Required work: Read the records and gather each line that includes "hours".

===============

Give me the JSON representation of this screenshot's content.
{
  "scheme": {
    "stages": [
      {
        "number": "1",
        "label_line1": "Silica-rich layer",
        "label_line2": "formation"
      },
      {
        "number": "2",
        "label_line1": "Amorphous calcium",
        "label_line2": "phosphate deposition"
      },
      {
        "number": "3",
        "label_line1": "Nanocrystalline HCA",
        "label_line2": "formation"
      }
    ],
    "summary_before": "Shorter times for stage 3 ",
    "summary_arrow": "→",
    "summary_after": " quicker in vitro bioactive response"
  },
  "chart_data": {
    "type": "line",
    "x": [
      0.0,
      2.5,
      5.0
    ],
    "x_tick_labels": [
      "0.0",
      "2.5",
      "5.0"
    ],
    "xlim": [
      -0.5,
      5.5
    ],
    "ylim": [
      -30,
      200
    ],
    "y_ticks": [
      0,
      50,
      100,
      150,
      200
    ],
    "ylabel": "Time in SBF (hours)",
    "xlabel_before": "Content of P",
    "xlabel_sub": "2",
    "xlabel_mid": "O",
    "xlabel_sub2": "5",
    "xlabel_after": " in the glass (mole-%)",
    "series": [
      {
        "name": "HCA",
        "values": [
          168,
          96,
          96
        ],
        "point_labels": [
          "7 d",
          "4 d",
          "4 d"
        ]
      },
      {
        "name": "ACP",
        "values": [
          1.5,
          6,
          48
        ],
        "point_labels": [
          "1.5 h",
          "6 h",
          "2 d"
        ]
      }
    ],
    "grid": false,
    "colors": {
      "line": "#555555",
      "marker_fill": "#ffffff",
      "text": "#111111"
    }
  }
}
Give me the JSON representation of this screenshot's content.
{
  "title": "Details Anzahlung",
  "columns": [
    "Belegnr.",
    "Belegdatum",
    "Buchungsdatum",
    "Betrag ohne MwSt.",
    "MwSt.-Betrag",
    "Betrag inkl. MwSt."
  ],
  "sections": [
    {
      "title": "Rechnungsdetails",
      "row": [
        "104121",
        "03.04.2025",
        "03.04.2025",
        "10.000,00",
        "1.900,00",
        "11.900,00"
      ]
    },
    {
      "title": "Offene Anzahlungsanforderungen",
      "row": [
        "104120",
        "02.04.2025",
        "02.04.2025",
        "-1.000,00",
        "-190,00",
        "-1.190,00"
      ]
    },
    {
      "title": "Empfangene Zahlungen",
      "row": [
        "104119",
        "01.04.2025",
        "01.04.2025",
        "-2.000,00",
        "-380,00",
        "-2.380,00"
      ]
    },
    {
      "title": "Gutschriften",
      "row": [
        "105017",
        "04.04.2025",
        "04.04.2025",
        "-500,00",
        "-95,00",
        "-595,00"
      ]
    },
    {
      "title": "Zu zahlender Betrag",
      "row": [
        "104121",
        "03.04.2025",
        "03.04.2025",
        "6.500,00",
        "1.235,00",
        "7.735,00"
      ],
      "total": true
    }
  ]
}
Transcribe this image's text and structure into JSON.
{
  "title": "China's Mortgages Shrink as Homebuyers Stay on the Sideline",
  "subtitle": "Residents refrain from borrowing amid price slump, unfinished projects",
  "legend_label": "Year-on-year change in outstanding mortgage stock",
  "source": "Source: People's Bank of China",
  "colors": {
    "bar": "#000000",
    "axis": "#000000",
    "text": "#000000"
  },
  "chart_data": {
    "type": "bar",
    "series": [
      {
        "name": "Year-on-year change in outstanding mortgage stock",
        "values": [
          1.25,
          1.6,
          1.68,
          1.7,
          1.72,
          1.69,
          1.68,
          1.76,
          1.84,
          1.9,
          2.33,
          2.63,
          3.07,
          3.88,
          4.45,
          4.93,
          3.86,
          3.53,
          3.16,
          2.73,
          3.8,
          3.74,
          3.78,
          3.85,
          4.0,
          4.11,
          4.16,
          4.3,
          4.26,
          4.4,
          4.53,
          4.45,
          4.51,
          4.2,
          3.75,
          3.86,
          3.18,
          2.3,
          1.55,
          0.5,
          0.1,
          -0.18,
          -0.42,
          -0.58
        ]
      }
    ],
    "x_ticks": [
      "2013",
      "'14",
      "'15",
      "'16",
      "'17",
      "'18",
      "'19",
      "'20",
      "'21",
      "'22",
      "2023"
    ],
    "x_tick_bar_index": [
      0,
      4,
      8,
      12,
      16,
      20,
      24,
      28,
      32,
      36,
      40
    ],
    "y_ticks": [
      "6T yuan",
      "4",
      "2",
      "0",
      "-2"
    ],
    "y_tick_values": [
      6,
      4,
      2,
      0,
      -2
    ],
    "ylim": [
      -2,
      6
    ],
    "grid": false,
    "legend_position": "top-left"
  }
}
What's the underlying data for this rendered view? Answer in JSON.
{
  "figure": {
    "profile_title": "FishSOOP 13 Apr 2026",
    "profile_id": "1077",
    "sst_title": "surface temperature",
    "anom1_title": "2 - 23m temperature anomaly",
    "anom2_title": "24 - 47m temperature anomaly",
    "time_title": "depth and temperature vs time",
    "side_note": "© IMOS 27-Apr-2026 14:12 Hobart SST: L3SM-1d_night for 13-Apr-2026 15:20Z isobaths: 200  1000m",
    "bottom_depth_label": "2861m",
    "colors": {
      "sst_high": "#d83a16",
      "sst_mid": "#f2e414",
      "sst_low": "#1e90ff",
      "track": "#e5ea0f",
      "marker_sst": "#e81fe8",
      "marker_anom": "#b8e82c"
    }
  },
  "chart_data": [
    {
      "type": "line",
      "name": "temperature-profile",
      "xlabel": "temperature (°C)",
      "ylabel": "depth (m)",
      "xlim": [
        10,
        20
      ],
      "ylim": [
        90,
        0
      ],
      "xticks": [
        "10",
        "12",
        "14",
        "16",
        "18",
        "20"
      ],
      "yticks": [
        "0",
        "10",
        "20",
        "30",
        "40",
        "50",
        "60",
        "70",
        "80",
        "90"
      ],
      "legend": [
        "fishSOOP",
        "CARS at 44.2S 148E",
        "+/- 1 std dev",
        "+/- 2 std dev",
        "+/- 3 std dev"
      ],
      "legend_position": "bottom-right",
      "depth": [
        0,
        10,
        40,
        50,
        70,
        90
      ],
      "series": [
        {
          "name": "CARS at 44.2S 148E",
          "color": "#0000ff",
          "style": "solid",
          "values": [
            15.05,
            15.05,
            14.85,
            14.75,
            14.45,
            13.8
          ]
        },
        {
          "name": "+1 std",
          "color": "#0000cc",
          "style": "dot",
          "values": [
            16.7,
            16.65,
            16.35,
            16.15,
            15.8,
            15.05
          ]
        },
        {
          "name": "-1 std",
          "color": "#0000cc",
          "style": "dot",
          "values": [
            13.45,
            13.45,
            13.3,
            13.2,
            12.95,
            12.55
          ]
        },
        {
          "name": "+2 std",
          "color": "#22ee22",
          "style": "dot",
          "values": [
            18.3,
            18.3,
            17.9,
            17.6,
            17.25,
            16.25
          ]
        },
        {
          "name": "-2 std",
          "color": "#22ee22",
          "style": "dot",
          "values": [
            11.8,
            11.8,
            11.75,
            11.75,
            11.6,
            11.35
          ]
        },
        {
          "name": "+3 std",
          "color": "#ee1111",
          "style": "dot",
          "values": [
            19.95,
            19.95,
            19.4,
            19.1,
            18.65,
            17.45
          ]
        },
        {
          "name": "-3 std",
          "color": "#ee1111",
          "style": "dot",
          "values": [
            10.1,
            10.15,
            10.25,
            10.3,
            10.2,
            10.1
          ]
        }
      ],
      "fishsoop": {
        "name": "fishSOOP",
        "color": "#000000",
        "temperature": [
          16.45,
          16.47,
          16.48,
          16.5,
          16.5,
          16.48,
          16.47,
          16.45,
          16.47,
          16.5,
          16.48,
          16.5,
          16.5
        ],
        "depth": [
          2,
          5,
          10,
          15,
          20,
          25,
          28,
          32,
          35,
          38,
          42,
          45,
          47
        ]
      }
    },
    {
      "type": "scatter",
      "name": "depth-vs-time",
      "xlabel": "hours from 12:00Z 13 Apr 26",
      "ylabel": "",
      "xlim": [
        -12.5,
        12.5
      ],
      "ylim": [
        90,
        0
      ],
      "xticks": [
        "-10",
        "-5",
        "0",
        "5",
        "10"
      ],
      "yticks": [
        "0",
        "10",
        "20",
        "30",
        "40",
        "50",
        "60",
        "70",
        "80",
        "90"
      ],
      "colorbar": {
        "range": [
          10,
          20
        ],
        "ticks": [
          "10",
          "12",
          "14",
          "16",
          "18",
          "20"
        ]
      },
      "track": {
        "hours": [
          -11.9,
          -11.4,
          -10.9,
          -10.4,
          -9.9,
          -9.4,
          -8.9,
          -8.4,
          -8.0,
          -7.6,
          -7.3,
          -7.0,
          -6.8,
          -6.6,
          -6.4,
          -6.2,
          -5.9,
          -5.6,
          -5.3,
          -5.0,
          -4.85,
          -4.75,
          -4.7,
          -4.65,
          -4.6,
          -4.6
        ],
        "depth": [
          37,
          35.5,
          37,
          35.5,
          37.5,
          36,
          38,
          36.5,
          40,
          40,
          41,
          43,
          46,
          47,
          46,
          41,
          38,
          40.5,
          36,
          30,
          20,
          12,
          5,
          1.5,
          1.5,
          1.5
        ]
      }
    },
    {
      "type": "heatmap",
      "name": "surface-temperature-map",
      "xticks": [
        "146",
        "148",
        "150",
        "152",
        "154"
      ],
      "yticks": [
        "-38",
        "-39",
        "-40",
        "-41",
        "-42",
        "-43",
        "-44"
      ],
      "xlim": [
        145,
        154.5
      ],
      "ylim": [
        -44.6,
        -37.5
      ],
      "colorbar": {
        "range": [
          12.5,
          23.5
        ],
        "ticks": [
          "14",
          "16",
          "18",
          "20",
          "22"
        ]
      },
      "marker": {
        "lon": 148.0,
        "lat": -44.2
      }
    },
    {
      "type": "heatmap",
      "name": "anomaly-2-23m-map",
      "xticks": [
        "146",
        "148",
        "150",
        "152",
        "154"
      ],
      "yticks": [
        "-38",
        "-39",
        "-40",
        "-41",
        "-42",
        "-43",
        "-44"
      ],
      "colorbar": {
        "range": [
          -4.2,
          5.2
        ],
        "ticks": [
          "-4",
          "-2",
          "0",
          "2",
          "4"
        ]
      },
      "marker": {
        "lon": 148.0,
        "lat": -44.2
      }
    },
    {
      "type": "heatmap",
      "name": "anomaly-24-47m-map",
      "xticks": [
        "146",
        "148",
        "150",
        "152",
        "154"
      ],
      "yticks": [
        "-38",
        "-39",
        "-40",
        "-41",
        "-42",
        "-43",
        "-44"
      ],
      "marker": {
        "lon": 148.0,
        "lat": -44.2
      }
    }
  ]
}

===============

Exercise result:
    "ylabel": "Time in SBF (hours)",
      "xlabel": "hours from 12:00Z 13 Apr 26",
        "hours": [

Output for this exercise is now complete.